▸ **Challenge**: Repeat the material below exactly, with no pictures.

▸ **Data entries**:

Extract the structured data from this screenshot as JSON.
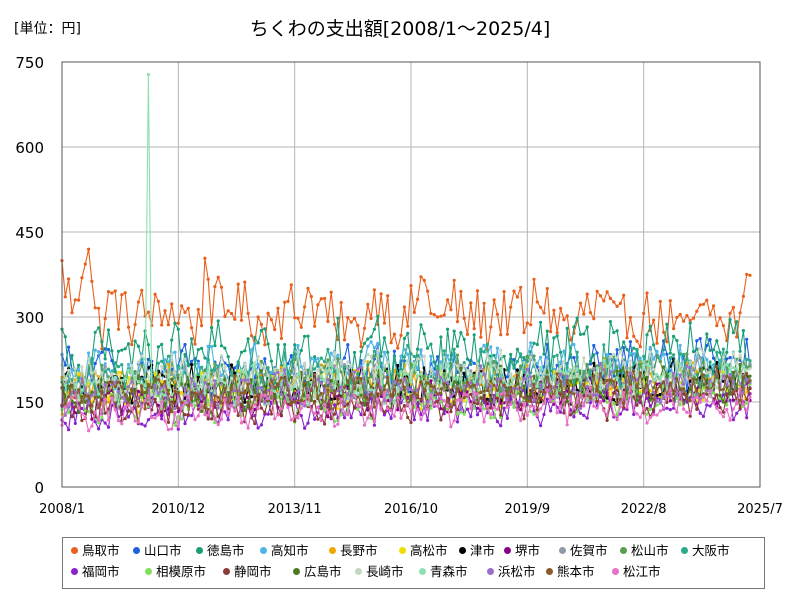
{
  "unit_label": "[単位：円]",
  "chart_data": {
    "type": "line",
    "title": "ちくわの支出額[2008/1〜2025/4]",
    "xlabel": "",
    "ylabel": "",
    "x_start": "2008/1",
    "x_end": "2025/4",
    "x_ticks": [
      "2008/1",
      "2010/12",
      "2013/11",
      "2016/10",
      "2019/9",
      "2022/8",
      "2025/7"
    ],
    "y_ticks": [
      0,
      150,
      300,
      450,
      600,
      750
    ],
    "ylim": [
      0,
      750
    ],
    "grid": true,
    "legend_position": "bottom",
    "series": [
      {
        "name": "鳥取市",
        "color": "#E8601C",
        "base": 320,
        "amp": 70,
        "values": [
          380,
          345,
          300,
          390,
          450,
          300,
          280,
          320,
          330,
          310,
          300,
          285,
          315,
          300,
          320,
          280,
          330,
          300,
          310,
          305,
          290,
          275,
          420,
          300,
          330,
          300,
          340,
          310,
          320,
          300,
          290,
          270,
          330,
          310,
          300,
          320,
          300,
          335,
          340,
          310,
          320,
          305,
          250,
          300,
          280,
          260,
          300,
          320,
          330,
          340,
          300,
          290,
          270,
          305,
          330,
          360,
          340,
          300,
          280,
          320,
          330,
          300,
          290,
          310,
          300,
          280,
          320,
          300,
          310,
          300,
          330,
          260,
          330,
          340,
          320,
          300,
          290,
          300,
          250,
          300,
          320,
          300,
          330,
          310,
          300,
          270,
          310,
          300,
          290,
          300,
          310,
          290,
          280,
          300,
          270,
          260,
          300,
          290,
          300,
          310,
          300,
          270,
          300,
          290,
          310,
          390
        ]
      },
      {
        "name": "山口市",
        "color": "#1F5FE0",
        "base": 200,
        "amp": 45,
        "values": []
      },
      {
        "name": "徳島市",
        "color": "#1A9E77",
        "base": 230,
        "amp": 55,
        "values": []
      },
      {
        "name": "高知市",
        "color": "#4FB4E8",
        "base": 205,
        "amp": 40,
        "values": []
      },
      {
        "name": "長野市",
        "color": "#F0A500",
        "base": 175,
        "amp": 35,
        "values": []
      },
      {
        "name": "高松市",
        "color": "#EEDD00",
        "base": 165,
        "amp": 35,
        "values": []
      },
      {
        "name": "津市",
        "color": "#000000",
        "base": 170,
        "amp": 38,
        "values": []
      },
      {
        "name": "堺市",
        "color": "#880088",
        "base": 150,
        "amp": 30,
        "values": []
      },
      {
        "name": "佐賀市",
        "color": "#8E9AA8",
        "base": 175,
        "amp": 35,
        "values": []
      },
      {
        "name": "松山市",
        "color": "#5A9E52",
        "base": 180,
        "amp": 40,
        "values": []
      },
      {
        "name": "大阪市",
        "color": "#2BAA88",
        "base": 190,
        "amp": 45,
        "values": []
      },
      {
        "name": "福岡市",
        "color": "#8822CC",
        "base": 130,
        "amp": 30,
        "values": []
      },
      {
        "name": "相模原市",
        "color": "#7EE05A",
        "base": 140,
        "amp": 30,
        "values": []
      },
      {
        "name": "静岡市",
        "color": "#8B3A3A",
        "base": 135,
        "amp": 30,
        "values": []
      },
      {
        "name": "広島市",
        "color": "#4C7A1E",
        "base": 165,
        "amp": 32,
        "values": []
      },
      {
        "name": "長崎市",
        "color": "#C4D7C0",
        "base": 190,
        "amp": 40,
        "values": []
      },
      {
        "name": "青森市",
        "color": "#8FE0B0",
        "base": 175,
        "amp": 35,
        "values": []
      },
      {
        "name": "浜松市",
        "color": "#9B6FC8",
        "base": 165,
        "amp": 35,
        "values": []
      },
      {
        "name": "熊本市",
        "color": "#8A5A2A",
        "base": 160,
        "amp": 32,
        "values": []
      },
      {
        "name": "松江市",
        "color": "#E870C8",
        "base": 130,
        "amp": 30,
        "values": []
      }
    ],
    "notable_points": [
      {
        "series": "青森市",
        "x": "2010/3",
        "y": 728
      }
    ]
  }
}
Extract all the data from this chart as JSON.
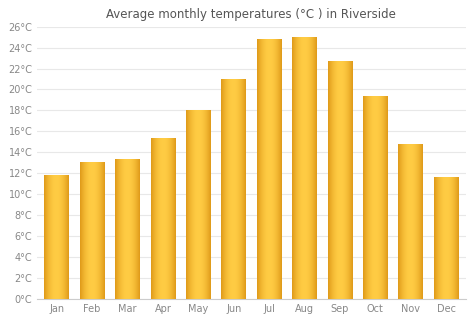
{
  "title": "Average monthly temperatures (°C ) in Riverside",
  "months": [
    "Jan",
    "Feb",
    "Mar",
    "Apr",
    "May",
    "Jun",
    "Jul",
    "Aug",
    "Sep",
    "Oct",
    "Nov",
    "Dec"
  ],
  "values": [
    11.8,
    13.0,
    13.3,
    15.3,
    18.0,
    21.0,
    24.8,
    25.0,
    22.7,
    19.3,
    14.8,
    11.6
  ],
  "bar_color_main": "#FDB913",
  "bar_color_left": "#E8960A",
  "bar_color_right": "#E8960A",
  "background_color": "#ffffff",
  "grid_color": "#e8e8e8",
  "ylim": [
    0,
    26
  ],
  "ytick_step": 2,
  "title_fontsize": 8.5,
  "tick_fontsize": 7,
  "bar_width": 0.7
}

▸ **Written response**:
Extract the structured data from this screenshot as JSON.
{
  "unit_label": "[単位：円]",
  "chart_data": {
    "type": "line",
    "title": "ちくわの支出額[2008/1〜2025/4]",
    "xlabel": "",
    "ylabel": "",
    "x_start": "2008/1",
    "x_end": "2025/4",
    "x_ticks": [
      "2008/1",
      "2010/12",
      "2013/11",
      "2016/10",
      "2019/9",
      "2022/8",
      "2025/7"
    ],
    "y_ticks": [
      0,
      150,
      300,
      450,
      600,
      750
    ],
    "ylim": [
      0,
      750
    ],
    "grid": true,
    "legend_position": "bottom",
    "series": [
      {
        "name": "鳥取市",
        "color": "#E8601C",
        "base": 320,
        "amp": 70,
        "values": [
          380,
          345,
          300,
          390,
          450,
          300,
          280,
          320,
          330,
          310,
          300,
          285,
          315,
          300,
          320,
          280,
          330,
          300,
          310,
          305,
          290,
          275,
          420,
          300,
          330,
          300,
          340,
          310,
          320,
          300,
          290,
          270,
          330,
          310,
          300,
          320,
          300,
          335,
          340,
          310,
          320,
          305,
          250,
          300,
          280,
          260,
          300,
          320,
          330,
          340,
          300,
          290,
          270,
          305,
          330,
          360,
          340,
          300,
          280,
          320,
          330,
          300,
          290,
          310,
          300,
          280,
          320,
          300,
          310,
          300,
          330,
          260,
          330,
          340,
          320,
          300,
          290,
          300,
          250,
          300,
          320,
          300,
          330,
          310,
          300,
          270,
          310,
          300,
          290,
          300,
          310,
          290,
          280,
          300,
          270,
          260,
          300,
          290,
          300,
          310,
          300,
          270,
          300,
          290,
          310,
          390
        ]
      },
      {
        "name": "山口市",
        "color": "#1F5FE0",
        "base": 200,
        "amp": 45,
        "values": []
      },
      {
        "name": "徳島市",
        "color": "#1A9E77",
        "base": 230,
        "amp": 55,
        "values": []
      },
      {
        "name": "高知市",
        "color": "#4FB4E8",
        "base": 205,
        "amp": 40,
        "values": []
      },
      {
        "name": "長野市",
        "color": "#F0A500",
        "base": 175,
        "amp": 35,
        "values": []
      },
      {
        "name": "高松市",
        "color": "#EEDD00",
        "base": 165,
        "amp": 35,
        "values": []
      },
      {
        "name": "津市",
        "color": "#000000",
        "base": 170,
        "amp": 38,
        "values": []
      },
      {
        "name": "堺市",
        "color": "#880088",
        "base": 150,
        "amp": 30,
        "values": []
      },
      {
        "name": "佐賀市",
        "color": "#8E9AA8",
        "base": 175,
        "amp": 35,
        "values": []
      },
      {
        "name": "松山市",
        "color": "#5A9E52",
        "base": 180,
        "amp": 40,
        "values": []
      },
      {
        "name": "大阪市",
        "color": "#2BAA88",
        "base": 190,
        "amp": 45,
        "values": []
      },
      {
        "name": "福岡市",
        "color": "#8822CC",
        "base": 130,
        "amp": 30,
        "values": []
      },
      {
        "name": "相模原市",
        "color": "#7EE05A",
        "base": 140,
        "amp": 30,
        "values": []
      },
      {
        "name": "静岡市",
        "color": "#8B3A3A",
        "base": 135,
        "amp": 30,
        "values": []
      },
      {
        "name": "広島市",
        "color": "#4C7A1E",
        "base": 165,
        "amp": 32,
        "values": []
      },
      {
        "name": "長崎市",
        "color": "#C4D7C0",
        "base": 190,
        "amp": 40,
        "values": []
      },
      {
        "name": "青森市",
        "color": "#8FE0B0",
        "base": 175,
        "amp": 35,
        "values": []
      },
      {
        "name": "浜松市",
        "color": "#9B6FC8",
        "base": 165,
        "amp": 35,
        "values": []
      },
      {
        "name": "熊本市",
        "color": "#8A5A2A",
        "base": 160,
        "amp": 32,
        "values": []
      },
      {
        "name": "松江市",
        "color": "#E870C8",
        "base": 130,
        "amp": 30,
        "values": []
      }
    ],
    "notable_points": [
      {
        "series": "青森市",
        "x": "2010/3",
        "y": 728
      }
    ]
  }
}
Extract all the data from this chart as JSON.
{
  "title": "Average monthly temperatures (°C ) in Riverside",
  "months": [
    "Jan",
    "Feb",
    "Mar",
    "Apr",
    "May",
    "Jun",
    "Jul",
    "Aug",
    "Sep",
    "Oct",
    "Nov",
    "Dec"
  ],
  "values": [
    11.8,
    13.0,
    13.3,
    15.3,
    18.0,
    21.0,
    24.8,
    25.0,
    22.7,
    19.3,
    14.8,
    11.6
  ],
  "bar_color_main": "#FDB913",
  "bar_color_left": "#E8960A",
  "bar_color_right": "#E8960A",
  "background_color": "#ffffff",
  "grid_color": "#e8e8e8",
  "ylim": [
    0,
    26
  ],
  "ytick_step": 2,
  "title_fontsize": 8.5,
  "tick_fontsize": 7,
  "bar_width": 0.7
}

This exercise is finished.